* _What the task asks_
Provide the number of lines containing the word "phase", and nothing else.

* _Entries shown_
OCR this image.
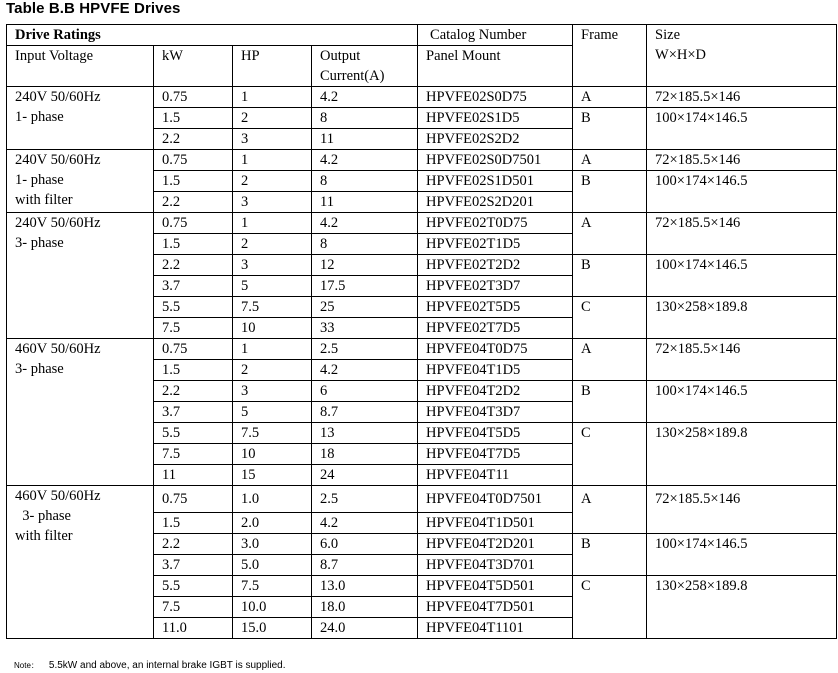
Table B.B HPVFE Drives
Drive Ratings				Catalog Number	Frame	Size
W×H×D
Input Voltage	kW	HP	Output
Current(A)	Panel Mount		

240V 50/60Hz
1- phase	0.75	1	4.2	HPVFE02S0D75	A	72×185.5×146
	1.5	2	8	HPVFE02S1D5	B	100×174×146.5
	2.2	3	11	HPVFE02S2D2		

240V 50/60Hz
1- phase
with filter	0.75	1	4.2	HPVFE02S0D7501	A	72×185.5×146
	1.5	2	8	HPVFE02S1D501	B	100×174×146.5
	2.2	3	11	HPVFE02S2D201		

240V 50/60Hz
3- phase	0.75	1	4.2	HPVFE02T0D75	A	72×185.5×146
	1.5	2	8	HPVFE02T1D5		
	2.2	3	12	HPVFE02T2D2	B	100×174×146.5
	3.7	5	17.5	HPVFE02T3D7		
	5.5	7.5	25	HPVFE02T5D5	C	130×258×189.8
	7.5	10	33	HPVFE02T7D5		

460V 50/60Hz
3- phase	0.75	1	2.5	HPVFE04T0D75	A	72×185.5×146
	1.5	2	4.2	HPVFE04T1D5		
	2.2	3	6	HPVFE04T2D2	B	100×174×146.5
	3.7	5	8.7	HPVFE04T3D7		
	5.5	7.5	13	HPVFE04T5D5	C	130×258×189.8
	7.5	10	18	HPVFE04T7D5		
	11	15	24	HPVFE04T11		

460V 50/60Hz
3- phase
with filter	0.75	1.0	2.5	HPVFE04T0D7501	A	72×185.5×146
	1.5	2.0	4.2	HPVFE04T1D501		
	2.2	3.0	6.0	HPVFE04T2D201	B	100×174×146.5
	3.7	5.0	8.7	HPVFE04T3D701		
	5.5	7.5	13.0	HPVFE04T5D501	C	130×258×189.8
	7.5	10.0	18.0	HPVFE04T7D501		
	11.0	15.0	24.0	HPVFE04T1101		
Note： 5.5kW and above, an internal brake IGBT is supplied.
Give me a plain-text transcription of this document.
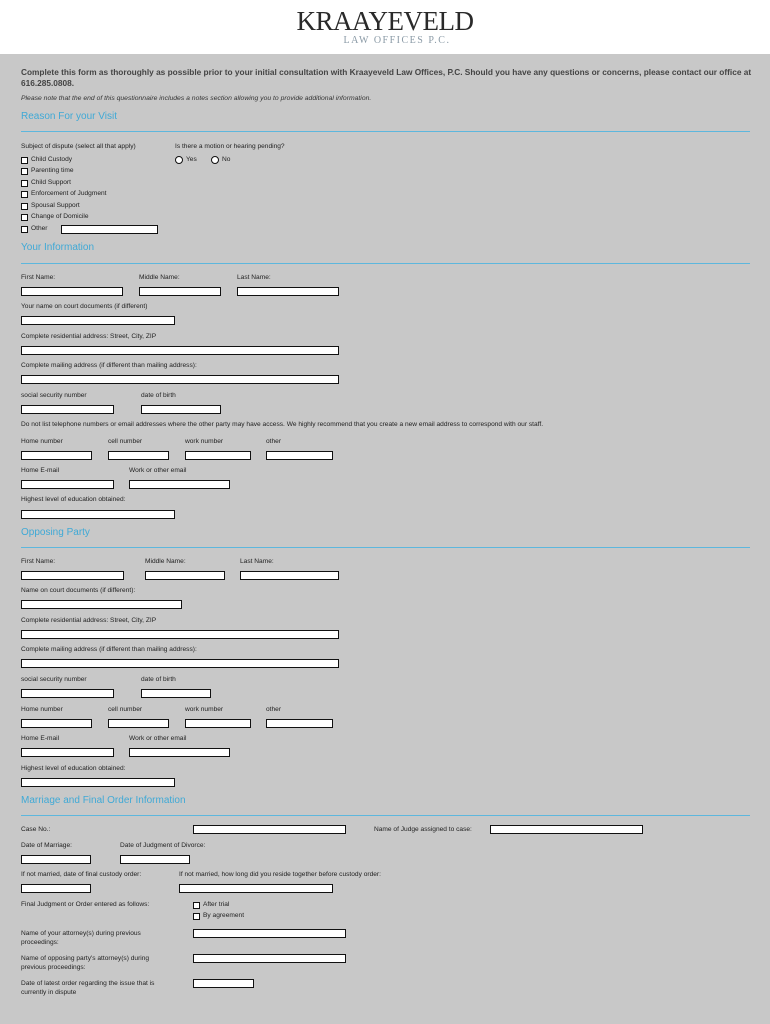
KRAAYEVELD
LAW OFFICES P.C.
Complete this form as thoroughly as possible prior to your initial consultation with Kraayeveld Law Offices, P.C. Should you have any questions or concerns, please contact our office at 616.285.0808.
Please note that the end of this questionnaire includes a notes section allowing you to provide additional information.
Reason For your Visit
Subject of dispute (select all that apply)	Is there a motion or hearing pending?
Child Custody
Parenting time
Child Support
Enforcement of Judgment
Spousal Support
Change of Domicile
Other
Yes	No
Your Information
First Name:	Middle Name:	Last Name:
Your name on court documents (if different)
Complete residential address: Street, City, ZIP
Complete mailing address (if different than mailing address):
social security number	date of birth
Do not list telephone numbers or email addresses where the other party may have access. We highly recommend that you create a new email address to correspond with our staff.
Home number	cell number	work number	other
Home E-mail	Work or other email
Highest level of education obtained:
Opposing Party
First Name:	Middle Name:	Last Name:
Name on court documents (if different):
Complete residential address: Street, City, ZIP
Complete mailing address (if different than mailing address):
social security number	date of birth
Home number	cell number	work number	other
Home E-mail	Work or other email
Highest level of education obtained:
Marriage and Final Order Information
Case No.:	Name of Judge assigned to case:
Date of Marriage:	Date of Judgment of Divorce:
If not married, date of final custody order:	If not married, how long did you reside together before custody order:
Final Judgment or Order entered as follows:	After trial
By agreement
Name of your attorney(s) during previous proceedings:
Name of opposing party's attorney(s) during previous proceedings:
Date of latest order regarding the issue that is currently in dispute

* _Task solution_
5